= Dataset entries =
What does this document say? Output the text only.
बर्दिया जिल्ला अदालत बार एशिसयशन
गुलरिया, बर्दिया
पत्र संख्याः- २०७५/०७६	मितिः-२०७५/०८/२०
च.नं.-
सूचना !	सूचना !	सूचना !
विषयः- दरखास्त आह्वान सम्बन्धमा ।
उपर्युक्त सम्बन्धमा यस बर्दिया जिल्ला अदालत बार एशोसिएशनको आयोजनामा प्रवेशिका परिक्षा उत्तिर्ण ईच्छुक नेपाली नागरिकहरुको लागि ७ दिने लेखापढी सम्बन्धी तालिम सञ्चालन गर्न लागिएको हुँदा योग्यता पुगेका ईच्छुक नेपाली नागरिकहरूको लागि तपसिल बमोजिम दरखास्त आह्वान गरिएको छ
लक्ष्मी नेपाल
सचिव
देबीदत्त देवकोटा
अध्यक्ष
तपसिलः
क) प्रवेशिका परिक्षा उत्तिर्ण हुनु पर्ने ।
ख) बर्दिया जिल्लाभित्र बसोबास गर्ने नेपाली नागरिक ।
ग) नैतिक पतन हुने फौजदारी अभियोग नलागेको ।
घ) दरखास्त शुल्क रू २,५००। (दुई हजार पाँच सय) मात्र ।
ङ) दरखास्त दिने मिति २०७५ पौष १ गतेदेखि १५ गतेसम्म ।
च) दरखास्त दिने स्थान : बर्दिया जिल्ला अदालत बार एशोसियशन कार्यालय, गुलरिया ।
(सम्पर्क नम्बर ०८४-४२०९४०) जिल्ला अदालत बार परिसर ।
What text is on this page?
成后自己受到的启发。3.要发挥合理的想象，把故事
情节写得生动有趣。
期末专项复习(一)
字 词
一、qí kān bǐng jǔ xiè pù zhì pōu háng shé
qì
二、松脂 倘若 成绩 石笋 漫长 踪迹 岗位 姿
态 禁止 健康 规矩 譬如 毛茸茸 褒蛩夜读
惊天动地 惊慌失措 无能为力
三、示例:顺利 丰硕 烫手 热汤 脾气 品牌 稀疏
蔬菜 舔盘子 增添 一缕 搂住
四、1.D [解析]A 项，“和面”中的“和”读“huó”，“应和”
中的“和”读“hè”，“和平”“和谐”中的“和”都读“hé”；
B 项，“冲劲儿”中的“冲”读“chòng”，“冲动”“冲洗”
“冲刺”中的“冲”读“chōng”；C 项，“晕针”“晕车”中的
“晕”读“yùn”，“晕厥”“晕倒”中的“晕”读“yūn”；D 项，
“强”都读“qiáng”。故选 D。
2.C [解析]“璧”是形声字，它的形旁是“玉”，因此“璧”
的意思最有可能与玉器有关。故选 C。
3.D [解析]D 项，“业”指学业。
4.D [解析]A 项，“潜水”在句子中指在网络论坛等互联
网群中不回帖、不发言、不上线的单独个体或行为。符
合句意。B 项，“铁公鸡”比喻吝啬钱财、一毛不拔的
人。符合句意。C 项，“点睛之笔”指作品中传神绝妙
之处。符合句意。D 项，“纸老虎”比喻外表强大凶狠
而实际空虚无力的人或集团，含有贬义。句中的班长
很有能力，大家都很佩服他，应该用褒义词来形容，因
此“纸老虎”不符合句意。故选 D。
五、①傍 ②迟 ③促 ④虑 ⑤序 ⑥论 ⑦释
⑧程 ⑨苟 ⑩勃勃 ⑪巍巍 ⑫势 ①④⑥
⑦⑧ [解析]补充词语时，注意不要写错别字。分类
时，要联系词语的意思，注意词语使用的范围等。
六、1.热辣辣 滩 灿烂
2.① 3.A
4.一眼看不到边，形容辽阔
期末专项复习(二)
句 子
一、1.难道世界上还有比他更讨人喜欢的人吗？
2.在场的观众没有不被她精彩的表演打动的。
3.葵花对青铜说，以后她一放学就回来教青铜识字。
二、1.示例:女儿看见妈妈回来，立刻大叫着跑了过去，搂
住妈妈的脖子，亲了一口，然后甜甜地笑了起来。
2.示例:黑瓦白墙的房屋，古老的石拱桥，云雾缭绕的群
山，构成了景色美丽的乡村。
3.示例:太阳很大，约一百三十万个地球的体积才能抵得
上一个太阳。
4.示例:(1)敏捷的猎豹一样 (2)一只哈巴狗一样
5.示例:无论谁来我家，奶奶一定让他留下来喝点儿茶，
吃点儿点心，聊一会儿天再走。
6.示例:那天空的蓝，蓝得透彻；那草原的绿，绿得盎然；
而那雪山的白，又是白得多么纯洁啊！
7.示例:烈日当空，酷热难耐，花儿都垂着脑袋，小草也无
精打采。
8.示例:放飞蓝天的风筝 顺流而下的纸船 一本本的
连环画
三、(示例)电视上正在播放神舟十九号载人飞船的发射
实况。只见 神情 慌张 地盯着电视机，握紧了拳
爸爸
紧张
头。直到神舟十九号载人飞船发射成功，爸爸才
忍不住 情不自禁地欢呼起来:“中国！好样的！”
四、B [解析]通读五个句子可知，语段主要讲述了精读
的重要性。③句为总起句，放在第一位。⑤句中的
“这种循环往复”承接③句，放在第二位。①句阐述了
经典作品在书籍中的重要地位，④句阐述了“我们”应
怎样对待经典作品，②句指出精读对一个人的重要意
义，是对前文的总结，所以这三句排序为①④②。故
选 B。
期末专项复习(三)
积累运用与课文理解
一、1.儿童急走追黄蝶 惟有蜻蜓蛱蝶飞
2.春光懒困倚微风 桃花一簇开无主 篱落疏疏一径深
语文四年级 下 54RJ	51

= SET EXERCISE =
List each line in the listing that contains the string "text".

= REPLY TO THE TASK =
What does this document say? Output the text only.
What text is on this page?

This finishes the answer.